**** PROVIDED RECORDS ****
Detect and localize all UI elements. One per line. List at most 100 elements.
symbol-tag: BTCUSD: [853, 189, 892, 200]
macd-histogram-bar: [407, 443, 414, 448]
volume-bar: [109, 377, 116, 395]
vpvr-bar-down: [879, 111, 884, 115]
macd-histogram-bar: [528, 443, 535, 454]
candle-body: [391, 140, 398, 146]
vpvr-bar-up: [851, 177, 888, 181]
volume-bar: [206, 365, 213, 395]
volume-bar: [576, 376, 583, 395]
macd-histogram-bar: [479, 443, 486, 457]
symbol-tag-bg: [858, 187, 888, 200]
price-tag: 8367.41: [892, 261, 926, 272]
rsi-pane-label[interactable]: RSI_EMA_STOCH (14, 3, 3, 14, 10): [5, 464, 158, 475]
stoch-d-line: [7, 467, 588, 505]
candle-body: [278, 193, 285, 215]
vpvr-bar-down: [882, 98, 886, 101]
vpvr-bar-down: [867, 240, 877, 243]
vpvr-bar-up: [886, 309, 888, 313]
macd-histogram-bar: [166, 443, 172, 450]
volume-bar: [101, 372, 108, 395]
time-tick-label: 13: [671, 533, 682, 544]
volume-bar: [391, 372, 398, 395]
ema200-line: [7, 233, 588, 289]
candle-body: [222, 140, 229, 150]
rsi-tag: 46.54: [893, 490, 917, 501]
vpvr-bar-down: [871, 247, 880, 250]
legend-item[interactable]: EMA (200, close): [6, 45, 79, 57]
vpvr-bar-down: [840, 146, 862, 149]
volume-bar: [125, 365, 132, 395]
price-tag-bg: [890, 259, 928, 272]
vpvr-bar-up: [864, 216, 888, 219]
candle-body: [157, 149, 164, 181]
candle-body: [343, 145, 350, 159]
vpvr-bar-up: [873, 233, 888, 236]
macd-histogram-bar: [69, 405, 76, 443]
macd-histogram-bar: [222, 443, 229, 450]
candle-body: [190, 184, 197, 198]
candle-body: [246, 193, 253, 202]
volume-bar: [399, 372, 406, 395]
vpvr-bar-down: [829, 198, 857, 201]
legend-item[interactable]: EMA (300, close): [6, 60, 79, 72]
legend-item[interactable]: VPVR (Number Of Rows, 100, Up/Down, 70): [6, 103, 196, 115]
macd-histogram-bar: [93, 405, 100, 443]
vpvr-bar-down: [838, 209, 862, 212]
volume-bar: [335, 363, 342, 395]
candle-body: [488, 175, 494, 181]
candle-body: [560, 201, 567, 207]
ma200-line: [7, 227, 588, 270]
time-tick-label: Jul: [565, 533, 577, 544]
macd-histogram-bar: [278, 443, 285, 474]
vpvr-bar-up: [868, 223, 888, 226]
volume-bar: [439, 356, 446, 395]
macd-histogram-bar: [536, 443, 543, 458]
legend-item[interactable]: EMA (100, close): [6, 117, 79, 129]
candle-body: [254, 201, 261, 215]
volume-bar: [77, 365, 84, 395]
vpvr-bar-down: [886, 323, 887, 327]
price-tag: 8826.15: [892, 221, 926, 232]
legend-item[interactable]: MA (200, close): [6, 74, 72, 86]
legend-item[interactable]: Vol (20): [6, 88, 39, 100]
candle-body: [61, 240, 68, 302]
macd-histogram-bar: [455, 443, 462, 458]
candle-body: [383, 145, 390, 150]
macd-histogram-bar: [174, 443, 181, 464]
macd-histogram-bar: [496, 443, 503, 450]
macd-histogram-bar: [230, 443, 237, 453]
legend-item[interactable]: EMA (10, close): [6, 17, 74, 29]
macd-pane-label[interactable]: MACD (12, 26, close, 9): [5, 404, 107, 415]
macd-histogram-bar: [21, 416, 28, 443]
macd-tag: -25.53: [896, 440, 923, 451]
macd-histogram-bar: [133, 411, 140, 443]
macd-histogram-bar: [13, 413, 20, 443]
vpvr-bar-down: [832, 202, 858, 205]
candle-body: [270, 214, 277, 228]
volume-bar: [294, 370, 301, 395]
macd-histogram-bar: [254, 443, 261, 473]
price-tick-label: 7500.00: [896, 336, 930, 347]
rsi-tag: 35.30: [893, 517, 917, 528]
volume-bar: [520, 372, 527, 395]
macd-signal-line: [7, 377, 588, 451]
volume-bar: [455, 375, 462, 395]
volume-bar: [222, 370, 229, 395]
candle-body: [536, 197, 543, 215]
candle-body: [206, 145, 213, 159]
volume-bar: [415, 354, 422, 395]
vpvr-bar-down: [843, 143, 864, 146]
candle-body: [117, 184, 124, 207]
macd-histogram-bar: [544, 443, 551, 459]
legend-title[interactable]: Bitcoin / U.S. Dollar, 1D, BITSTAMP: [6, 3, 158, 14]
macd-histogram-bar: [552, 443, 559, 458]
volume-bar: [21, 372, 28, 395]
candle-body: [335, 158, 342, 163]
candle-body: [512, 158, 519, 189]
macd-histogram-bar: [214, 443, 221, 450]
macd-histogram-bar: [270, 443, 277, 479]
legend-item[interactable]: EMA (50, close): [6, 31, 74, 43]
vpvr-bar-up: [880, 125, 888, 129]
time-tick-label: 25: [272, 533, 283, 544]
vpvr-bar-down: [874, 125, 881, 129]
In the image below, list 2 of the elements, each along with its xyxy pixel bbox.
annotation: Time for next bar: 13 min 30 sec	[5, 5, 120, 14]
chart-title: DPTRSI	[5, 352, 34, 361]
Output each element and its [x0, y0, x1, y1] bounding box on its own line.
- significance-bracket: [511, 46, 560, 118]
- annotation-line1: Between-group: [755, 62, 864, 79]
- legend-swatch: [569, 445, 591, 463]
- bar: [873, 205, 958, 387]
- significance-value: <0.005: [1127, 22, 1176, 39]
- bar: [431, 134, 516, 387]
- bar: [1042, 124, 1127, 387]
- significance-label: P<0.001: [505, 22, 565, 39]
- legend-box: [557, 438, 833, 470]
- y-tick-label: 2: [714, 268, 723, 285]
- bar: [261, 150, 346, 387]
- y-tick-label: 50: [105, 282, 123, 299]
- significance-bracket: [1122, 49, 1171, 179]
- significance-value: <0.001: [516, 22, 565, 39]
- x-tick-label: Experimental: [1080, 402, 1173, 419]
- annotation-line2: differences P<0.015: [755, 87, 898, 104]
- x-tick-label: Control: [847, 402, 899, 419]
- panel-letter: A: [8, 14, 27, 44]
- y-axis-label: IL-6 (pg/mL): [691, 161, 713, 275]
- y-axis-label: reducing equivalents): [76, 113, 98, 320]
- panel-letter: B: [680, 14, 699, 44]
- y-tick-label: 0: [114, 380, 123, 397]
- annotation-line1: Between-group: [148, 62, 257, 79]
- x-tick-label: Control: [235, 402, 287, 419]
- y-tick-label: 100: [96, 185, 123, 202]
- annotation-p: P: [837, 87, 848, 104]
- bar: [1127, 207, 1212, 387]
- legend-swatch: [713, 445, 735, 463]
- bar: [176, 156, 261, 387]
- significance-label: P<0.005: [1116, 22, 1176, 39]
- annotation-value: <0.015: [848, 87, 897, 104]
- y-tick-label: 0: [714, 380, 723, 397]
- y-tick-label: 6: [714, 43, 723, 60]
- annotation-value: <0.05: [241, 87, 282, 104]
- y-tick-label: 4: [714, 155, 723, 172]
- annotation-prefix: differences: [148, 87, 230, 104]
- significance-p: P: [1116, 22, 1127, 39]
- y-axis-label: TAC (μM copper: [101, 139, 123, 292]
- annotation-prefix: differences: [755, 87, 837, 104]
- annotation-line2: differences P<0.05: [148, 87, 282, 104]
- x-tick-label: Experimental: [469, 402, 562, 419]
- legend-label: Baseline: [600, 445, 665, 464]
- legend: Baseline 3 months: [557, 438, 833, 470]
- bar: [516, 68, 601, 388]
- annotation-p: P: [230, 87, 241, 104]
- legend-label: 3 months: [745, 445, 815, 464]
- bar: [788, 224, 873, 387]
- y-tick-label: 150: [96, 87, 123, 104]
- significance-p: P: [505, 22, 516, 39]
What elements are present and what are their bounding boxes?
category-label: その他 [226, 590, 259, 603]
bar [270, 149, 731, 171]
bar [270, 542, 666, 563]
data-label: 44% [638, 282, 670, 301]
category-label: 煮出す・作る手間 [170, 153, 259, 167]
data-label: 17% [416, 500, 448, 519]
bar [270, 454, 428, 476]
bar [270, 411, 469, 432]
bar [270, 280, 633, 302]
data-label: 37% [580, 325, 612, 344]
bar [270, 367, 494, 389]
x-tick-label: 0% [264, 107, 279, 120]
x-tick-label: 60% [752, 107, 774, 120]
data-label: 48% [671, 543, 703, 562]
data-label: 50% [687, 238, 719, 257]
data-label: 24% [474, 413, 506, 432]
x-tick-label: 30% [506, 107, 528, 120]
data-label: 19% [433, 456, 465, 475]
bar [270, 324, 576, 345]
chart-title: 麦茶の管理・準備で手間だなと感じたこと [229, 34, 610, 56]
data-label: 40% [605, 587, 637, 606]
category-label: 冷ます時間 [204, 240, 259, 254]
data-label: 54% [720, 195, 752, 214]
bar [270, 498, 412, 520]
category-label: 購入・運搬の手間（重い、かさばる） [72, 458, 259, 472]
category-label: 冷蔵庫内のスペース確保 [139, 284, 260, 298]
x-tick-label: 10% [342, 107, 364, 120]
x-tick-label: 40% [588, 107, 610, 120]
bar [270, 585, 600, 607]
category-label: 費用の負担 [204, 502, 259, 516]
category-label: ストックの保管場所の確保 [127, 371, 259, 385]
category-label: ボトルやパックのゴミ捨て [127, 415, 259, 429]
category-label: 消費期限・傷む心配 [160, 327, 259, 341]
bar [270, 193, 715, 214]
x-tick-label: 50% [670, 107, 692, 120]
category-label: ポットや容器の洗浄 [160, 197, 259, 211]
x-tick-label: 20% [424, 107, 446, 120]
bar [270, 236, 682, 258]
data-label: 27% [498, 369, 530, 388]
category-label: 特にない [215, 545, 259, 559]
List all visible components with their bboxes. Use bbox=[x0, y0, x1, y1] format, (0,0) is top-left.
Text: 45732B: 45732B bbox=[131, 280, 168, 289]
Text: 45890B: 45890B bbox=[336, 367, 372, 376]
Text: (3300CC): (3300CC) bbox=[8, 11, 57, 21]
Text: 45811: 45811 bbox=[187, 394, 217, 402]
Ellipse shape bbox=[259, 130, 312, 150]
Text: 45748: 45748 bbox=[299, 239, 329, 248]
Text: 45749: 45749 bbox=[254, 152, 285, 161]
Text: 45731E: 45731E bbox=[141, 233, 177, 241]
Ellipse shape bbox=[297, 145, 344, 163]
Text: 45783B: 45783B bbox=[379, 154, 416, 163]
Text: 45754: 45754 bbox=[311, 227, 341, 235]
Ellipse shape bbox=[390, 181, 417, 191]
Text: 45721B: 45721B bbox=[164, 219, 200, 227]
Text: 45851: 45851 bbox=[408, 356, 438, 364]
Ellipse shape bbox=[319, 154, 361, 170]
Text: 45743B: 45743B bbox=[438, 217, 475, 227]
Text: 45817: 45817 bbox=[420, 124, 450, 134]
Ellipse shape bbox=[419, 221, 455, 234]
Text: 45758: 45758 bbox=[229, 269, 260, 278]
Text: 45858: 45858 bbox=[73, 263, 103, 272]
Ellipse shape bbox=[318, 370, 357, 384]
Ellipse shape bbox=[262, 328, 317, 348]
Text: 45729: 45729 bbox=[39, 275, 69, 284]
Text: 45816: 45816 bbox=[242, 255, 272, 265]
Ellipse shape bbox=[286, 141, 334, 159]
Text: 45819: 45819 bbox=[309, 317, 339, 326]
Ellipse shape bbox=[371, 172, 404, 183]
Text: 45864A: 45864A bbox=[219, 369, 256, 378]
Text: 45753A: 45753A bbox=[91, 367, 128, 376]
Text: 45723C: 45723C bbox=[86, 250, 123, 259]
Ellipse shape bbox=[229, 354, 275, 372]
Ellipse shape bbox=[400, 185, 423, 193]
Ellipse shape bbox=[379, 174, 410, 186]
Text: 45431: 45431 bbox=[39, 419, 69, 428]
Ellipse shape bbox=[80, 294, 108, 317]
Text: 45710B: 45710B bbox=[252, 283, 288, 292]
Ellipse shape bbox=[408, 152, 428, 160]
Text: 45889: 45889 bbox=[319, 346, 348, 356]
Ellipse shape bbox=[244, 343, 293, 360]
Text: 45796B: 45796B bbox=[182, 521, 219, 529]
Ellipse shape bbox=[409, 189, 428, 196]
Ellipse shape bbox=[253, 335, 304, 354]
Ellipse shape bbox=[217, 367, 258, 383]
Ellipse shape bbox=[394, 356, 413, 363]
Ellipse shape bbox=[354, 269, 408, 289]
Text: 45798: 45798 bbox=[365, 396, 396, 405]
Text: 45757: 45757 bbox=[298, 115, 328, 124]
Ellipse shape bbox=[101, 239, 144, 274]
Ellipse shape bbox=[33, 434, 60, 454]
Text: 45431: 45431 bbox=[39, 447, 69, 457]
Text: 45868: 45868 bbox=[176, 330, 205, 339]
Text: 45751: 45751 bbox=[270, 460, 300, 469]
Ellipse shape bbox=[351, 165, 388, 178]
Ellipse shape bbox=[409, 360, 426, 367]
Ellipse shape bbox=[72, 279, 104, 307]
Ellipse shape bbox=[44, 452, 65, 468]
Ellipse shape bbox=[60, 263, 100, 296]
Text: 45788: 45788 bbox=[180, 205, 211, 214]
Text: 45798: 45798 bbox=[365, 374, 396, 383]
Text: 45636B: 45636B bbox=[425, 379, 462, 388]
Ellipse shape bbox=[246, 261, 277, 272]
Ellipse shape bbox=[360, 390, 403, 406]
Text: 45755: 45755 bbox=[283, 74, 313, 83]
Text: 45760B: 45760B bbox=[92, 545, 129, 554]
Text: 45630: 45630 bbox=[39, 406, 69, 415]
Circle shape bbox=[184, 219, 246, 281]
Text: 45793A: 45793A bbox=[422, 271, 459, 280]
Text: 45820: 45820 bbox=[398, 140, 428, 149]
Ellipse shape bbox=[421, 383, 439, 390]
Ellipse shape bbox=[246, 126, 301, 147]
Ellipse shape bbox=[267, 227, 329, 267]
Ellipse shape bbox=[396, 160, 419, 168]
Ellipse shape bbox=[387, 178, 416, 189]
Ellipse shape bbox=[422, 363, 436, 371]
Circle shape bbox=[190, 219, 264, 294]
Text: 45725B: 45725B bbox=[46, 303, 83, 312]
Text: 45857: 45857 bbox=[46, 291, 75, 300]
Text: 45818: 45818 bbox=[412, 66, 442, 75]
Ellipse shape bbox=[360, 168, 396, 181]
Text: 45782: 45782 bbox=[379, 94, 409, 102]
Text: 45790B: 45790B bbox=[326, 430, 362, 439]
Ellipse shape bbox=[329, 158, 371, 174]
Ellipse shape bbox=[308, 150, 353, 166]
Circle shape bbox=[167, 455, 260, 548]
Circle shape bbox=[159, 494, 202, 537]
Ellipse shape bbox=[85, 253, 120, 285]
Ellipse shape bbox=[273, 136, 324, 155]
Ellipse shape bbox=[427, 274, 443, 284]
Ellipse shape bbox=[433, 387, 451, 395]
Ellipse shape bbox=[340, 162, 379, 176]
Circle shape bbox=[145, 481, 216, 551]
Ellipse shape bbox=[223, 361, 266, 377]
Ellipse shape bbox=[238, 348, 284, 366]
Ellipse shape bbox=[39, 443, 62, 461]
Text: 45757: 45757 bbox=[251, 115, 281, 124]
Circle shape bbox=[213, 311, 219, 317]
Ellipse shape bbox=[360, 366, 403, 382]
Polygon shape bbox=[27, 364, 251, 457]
****
→ STATED GOAL: Reproduce the material unchanged, from its first line up to and including the line with "symbol-tag-bg: [858, 187, 888, 200]".

→ WORKED ANSWER:
Detect and localize all UI elements. One per line. List at most 100 elements.
symbol-tag: BTCUSD: [853, 189, 892, 200]
macd-histogram-bar: [407, 443, 414, 448]
volume-bar: [109, 377, 116, 395]
vpvr-bar-down: [879, 111, 884, 115]
macd-histogram-bar: [528, 443, 535, 454]
candle-body: [391, 140, 398, 146]
vpvr-bar-up: [851, 177, 888, 181]
volume-bar: [206, 365, 213, 395]
volume-bar: [576, 376, 583, 395]
macd-histogram-bar: [479, 443, 486, 457]
symbol-tag-bg: [858, 187, 888, 200]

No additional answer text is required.